## Source
● ● ● ● ●
- Genre: Christmas special
- Written by: Christine Ferraro; Tony Geiss;
- Directed by: Emily Squires
- Starring: Maya Angelou; Charles Durning; Harvey Fierstein; 14 Karat Soul; Bob McGrath; Roscoe Orman; Sonia Manzano; Emilio Delgado; David Smyrl; Carlo Alban; Alison Bartlett-O'Reilly; Desiree Casado;
- Voices of: Kevin Clash; Joey Mazzarino; Fran Brill; Caroll Spinney; Steve Whitmire; Frank Oz; Jerry Nelson; Carmen Osbahr; Martin P. Robinson; David Rudman; Bryant Young; Pam Arciero; Peter Linz; Noel MacNeal; Jim Martin; John Tartaglia; Alice Dinnean; Matt Vogel;
- Narrated by: Maya Angelou
- Opening theme: It's Christmas Again
- Ending theme: Keep Christmas with You (All Through the Year)
- Country of origin: United States
- Original language: English

Production
- Executive producer: Nancy Kanter
- Running time: 60 minutes
- Production company: Children's Television Workshop

Original release
- Network: PBS
- Release: December 2, 1996

= Elmo Saves Christmas =

Elmo Saves Christmas is a Sesame Street Christmas musical fantasy comedy drama television special which was released on PBS on December 2, 1996. It was released to VHS that same year. Inspired by the 1892 short story "Christmas Every Day" by William Dean Howells, Elmo wishes for Christmas to occur every day, only to be taken to the future to learn the adverse consequences of his wish. The program was filmed in Sesame Streets usual home, the Kaufman Astoria Studios in New York City. Footage from the film It's a Wonderful Life also appears in the program and after the credits.

==Plot==

Elmo stays up on Christmas Eve to meet Santa Claus. He falls asleep, but is awakened by Santa stuck in the chimney. Elmo pulls him out, and Santa thanks him by offering either a teddy bear or a magical snow globe as a gift. Elmo chooses the globe and is granted three wishes, wasting the first on a glass of water.
● ● ● ● ●
## Information supplied
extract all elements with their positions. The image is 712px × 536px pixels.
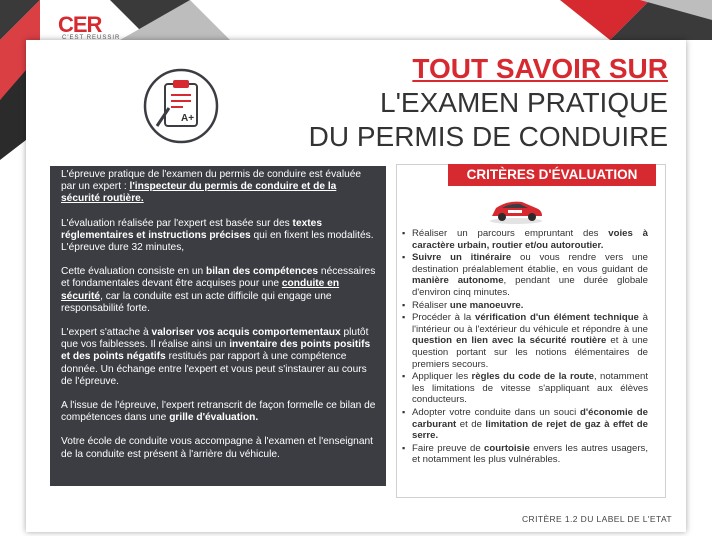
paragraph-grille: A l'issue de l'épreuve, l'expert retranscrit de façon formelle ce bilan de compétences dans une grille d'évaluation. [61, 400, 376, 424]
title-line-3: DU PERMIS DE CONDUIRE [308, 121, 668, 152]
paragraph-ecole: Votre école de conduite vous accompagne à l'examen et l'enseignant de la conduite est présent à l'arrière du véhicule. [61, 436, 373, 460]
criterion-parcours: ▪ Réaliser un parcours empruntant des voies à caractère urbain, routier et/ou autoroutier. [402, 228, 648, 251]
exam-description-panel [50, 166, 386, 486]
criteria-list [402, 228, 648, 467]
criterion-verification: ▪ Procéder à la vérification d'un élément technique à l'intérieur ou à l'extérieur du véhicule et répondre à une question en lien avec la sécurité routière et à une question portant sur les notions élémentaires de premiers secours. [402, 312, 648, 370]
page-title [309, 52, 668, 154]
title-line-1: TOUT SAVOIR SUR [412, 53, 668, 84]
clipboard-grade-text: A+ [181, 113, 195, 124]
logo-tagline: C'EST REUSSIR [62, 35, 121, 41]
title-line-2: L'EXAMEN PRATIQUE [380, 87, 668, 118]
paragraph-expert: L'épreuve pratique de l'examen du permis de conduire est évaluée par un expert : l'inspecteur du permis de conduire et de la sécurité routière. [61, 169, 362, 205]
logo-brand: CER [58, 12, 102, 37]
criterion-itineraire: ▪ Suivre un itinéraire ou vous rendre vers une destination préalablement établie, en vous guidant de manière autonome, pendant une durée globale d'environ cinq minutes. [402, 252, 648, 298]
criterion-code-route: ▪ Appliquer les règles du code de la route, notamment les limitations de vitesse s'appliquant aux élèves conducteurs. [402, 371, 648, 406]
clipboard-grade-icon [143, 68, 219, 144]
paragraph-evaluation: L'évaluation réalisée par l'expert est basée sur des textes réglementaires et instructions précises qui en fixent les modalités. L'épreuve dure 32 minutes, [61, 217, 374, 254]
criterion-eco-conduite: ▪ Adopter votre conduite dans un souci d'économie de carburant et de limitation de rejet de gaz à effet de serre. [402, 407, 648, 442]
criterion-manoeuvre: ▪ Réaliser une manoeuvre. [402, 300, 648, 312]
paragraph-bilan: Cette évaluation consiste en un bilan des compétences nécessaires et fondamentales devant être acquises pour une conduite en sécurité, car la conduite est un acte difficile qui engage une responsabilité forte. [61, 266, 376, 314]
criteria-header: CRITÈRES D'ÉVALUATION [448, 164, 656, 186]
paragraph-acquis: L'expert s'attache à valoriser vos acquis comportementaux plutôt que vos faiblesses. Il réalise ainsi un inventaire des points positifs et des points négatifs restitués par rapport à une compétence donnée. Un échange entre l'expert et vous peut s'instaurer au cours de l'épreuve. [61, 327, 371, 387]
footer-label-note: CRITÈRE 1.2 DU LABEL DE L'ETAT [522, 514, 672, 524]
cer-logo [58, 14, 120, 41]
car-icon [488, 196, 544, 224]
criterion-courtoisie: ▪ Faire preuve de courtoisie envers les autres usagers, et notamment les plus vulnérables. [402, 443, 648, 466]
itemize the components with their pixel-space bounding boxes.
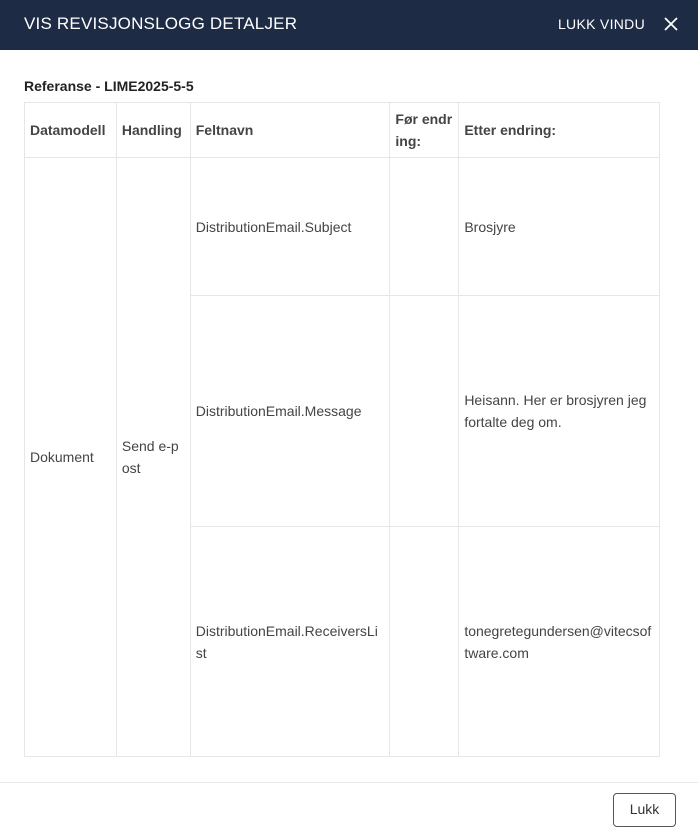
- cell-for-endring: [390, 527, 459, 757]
● ● ● ● ●
## Job 1
In the Elmo Saves Christmas text, replace "VHS" with "DVD" and give the passage from "Elmo Saves Christmas is" to "after the credits.".
## Job 2
Turn the rows from the line with "paragraph-grille: A l'issue" to the line with "page-title [309, 52, 668, 154]" into a numbered list, leaving out blank lines.

## Task solution 1
Elmo Saves Christmas is a Sesame Street Christmas musical fantasy comedy drama television special which was released on PBS on December 2, 1996. It was released to DVD that same year. Inspired by the 1892 short story "Christmas Every Day" by William Dean Howells, Elmo wishes for Christmas to occur every day, only to be taken to the future to learn the adverse consequences of his wish. The program was filmed in Sesame Streets usual home, the Kaufman Astoria Studios in New York City. Footage from the film It's a Wonderful Life also appears in the program and after the credits.

## Task solution 2
1. paragraph-grille: A l'issue de l'épreuve, l'expert retranscrit de façon formelle ce bilan de compétences dans une grille d'évaluation. [61, 400, 376, 424]
2. title-line-3: DU PERMIS DE CONDUIRE [308, 121, 668, 152]
3. paragraph-ecole: Votre école de conduite vous accompagne à l'examen et l'enseignant de la conduite est présent à l'arrière du véhicule. [61, 436, 373, 460]
4. criterion-parcours: ▪ Réaliser un parcours empruntant des voies à caractère urbain, routier et/ou autoroutier. [402, 228, 648, 251]
5. exam-description-panel [50, 166, 386, 486]
6. criteria-list [402, 228, 648, 467]
7. criterion-verification: ▪ Procéder à la vérification d'un élément technique à l'intérieur ou à l'extérieur du véhicule et répondre à une question en lien avec la sécurité routière et à une question portant sur les notions élémentaires de premiers secours. [402, 312, 648, 370]
8. page-title [309, 52, 668, 154]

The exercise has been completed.